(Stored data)
"""
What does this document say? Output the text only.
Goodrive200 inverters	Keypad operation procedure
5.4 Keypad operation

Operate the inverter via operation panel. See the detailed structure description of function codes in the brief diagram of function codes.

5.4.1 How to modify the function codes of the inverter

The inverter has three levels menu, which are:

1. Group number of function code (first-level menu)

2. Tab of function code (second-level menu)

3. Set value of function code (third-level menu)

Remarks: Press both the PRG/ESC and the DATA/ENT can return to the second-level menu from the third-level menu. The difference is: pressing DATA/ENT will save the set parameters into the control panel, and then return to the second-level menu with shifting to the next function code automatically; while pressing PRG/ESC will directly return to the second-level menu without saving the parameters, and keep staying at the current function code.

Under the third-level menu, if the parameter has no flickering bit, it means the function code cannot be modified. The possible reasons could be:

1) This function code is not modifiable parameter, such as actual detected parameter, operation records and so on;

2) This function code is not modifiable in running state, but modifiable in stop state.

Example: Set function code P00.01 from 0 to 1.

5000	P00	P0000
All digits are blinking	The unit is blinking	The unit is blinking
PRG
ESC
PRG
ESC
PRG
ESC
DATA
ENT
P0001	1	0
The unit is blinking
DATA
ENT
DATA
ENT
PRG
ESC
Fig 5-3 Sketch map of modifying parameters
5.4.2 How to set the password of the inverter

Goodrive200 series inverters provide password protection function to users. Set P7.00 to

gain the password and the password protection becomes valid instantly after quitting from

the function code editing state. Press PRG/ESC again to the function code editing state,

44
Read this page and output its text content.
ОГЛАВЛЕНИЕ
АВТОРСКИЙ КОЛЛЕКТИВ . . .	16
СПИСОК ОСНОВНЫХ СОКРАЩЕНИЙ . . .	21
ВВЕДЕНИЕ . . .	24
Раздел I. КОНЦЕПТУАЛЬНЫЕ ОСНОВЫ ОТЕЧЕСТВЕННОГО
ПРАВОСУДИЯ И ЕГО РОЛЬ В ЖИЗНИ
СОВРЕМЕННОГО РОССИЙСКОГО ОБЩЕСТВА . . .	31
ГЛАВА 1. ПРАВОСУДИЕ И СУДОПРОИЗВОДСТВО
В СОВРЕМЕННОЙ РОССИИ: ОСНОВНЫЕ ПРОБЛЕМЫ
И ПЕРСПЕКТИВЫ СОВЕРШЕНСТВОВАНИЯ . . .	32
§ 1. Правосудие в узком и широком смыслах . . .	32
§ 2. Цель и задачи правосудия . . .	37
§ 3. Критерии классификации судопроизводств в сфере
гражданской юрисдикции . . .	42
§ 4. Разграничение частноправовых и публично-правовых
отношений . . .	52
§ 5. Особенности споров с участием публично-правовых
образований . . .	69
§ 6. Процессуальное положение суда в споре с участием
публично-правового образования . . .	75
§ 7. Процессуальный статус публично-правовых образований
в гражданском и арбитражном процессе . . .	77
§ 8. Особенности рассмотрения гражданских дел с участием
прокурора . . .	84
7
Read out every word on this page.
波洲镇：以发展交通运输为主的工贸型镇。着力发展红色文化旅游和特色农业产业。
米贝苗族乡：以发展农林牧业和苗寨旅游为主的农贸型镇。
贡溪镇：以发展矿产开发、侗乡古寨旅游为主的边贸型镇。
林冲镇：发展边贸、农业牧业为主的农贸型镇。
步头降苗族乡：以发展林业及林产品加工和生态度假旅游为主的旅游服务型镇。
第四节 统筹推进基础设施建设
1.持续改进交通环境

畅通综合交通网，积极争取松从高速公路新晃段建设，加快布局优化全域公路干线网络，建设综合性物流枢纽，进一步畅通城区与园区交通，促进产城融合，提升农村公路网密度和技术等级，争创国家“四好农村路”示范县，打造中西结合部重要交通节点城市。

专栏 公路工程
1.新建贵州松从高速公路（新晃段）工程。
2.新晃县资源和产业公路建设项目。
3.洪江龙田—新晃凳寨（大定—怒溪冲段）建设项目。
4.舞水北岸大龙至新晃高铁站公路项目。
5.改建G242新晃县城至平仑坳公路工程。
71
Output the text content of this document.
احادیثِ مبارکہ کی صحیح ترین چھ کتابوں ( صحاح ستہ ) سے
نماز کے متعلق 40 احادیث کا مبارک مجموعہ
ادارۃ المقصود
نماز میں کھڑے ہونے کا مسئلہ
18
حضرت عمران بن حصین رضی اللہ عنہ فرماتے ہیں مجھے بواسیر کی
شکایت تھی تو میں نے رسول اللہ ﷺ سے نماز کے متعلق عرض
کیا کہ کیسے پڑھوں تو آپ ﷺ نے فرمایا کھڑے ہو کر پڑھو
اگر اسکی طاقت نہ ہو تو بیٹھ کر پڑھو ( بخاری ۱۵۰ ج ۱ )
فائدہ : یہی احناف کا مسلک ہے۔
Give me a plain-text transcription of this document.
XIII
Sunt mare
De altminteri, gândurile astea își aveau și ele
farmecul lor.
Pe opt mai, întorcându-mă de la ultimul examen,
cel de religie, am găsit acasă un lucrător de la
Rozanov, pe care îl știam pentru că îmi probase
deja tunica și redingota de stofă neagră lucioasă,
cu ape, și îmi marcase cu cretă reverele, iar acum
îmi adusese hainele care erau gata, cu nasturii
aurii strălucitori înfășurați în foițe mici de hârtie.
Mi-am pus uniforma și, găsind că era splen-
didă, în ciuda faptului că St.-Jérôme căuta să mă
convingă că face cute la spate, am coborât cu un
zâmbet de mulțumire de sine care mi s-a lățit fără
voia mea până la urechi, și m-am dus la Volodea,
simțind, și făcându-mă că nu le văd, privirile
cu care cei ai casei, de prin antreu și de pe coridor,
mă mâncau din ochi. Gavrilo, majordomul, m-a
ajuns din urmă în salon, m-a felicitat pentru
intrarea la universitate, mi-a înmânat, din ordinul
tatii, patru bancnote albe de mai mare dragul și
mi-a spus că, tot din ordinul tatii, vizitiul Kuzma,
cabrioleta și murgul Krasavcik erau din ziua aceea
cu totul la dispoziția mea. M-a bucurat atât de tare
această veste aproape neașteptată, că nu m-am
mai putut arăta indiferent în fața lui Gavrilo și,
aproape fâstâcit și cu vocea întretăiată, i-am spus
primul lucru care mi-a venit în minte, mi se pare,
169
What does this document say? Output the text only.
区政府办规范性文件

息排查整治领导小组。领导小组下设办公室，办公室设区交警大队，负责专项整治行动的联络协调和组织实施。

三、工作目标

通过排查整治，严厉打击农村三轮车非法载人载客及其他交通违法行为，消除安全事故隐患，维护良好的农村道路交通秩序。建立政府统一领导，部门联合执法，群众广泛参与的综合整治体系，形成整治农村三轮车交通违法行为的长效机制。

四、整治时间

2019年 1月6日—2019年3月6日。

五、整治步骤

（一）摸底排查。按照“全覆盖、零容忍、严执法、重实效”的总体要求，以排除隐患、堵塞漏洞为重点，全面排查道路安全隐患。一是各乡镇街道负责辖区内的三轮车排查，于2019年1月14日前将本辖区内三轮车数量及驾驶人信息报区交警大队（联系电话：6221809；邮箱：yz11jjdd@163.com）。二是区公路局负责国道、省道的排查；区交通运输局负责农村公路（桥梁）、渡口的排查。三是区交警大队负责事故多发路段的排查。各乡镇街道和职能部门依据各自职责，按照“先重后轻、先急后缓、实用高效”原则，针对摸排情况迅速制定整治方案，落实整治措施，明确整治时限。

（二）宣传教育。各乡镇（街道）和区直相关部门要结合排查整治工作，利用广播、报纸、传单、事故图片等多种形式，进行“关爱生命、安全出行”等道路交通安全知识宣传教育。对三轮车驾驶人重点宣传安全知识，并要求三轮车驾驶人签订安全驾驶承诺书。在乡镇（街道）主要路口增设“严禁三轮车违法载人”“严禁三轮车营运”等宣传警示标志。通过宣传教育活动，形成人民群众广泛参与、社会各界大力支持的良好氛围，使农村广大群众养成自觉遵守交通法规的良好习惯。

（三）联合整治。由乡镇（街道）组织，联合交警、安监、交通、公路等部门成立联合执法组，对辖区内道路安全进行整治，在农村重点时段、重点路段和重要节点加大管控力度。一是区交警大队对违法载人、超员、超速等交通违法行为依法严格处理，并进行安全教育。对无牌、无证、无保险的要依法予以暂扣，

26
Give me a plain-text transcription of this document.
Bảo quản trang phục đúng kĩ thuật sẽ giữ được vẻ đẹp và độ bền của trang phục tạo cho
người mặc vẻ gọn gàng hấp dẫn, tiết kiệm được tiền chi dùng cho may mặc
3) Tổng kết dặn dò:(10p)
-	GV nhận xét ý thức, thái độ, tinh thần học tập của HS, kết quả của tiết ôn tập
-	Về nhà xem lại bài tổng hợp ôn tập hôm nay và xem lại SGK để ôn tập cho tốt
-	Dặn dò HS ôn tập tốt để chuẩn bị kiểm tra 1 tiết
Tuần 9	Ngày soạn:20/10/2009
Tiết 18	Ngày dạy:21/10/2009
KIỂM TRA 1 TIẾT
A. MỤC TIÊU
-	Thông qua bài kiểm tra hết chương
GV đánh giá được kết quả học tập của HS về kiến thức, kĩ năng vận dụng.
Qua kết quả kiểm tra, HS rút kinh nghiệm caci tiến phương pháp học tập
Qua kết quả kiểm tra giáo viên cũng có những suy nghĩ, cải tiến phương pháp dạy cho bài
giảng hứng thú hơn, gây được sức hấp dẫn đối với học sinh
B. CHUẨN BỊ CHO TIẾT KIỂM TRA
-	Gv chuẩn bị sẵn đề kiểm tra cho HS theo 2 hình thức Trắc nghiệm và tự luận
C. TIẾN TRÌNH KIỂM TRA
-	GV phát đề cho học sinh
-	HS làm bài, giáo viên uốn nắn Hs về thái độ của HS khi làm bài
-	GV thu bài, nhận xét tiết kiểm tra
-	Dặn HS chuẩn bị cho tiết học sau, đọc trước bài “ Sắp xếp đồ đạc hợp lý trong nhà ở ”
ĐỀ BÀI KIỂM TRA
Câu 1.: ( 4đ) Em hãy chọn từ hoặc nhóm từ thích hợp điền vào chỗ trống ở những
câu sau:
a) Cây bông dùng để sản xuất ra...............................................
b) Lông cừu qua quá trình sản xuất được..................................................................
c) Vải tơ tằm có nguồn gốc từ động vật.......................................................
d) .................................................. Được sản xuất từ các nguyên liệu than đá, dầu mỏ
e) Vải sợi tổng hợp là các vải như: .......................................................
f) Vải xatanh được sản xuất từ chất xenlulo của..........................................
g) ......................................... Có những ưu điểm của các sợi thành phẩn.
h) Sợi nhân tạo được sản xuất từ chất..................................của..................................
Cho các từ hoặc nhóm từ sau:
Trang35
"""
## WHAT THE EXERCISE ASKS
How many lines in the data contain the string "operation"? Respond with the number only.

## OUTPUT
4